• **The problem**
Reproduce every line of the data below word for word, leaving out the pictures.
<<<<
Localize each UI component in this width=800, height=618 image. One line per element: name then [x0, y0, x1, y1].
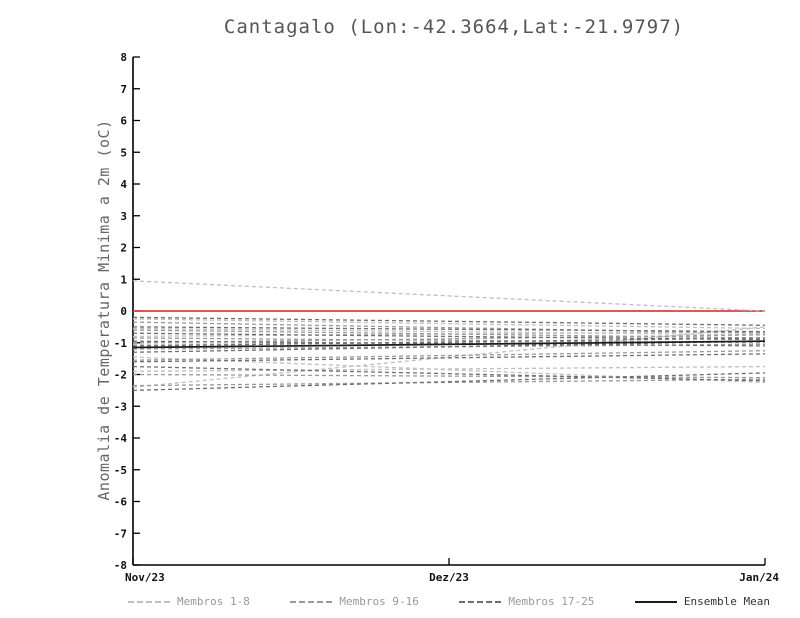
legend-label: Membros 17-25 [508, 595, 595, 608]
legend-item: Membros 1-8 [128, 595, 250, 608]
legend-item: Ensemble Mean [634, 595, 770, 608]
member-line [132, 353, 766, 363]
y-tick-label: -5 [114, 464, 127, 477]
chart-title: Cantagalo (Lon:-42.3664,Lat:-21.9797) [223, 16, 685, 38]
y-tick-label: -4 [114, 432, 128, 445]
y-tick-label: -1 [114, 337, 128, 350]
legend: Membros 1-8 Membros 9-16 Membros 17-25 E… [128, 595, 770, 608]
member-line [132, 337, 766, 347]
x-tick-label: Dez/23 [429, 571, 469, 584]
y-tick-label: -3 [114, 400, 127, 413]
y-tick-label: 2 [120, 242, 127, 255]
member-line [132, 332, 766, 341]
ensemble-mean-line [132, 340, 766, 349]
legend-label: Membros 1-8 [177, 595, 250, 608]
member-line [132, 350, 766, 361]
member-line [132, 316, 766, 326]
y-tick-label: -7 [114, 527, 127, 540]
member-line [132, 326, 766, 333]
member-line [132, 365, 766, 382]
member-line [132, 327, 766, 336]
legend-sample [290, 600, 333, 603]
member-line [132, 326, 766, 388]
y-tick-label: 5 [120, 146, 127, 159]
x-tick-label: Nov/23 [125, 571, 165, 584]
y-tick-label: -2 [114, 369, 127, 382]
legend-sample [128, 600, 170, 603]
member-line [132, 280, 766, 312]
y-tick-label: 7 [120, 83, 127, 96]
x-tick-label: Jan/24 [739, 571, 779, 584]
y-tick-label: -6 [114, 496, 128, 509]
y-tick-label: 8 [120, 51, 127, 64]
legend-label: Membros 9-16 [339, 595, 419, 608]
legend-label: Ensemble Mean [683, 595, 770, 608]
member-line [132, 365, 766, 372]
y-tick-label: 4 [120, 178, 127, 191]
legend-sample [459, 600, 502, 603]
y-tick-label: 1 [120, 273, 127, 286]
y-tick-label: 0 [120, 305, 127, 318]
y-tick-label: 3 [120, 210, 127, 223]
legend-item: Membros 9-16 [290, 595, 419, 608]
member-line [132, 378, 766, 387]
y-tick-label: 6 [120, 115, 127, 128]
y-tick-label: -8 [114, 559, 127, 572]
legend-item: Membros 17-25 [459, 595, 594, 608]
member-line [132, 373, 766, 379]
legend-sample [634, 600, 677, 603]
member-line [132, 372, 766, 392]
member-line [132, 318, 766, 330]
>>>>
• **Response to the task**
Localize each UI component in this width=800, height=618 image. One line per element: name then [x0, y0, x1, y1].
legend-label: Membros 17-25 [508, 595, 595, 608]
legend-item: Membros 1-8 [128, 595, 250, 608]
legend-item: Ensemble Mean [634, 595, 770, 608]
member-line [132, 353, 766, 363]
y-tick-label: -5 [114, 464, 127, 477]
chart-title: Cantagalo (Lon:-42.3664,Lat:-21.9797) [223, 16, 685, 38]
y-tick-label: -4 [114, 432, 128, 445]
y-tick-label: -1 [114, 337, 128, 350]
legend: Membros 1-8 Membros 9-16 Membros 17-25 E… [128, 595, 770, 608]
member-line [132, 337, 766, 347]
x-tick-label: Dez/23 [429, 571, 469, 584]
y-tick-label: -3 [114, 400, 127, 413]
y-tick-label: 2 [120, 242, 127, 255]
member-line [132, 332, 766, 341]
ensemble-mean-line [132, 340, 766, 349]
legend-label: Membros 1-8 [177, 595, 250, 608]
member-line [132, 350, 766, 361]
member-line [132, 316, 766, 326]
y-tick-label: -7 [114, 527, 127, 540]
member-line [132, 326, 766, 333]
member-line [132, 365, 766, 382]
member-line [132, 327, 766, 336]
legend-sample [290, 600, 333, 603]
member-line [132, 326, 766, 388]
y-tick-label: 5 [120, 146, 127, 159]
x-tick-label: Nov/23 [125, 571, 165, 584]
y-tick-label: -2 [114, 369, 127, 382]
legend-sample [128, 600, 170, 603]
member-line [132, 280, 766, 312]
y-tick-label: 7 [120, 83, 127, 96]
x-tick-label: Jan/24 [739, 571, 779, 584]
y-tick-label: -6 [114, 496, 128, 509]
y-tick-label: 8 [120, 51, 127, 64]
legend-label: Membros 9-16 [339, 595, 419, 608]
legend-label: Ensemble Mean [683, 595, 770, 608]
member-line [132, 365, 766, 372]
y-tick-label: 4 [120, 178, 127, 191]
legend-sample [459, 600, 502, 603]
y-tick-label: 1 [120, 273, 127, 286]
y-tick-label: 0 [120, 305, 127, 318]
y-tick-label: 3 [120, 210, 127, 223]
legend-item: Membros 9-16 [290, 595, 419, 608]
member-line [132, 378, 766, 387]
y-tick-label: 6 [120, 115, 127, 128]
y-tick-label: -8 [114, 559, 127, 572]
legend-item: Membros 17-25 [459, 595, 594, 608]
member-line [132, 373, 766, 379]
legend-sample [634, 600, 677, 603]
member-line [132, 372, 766, 392]
member-line [132, 318, 766, 330]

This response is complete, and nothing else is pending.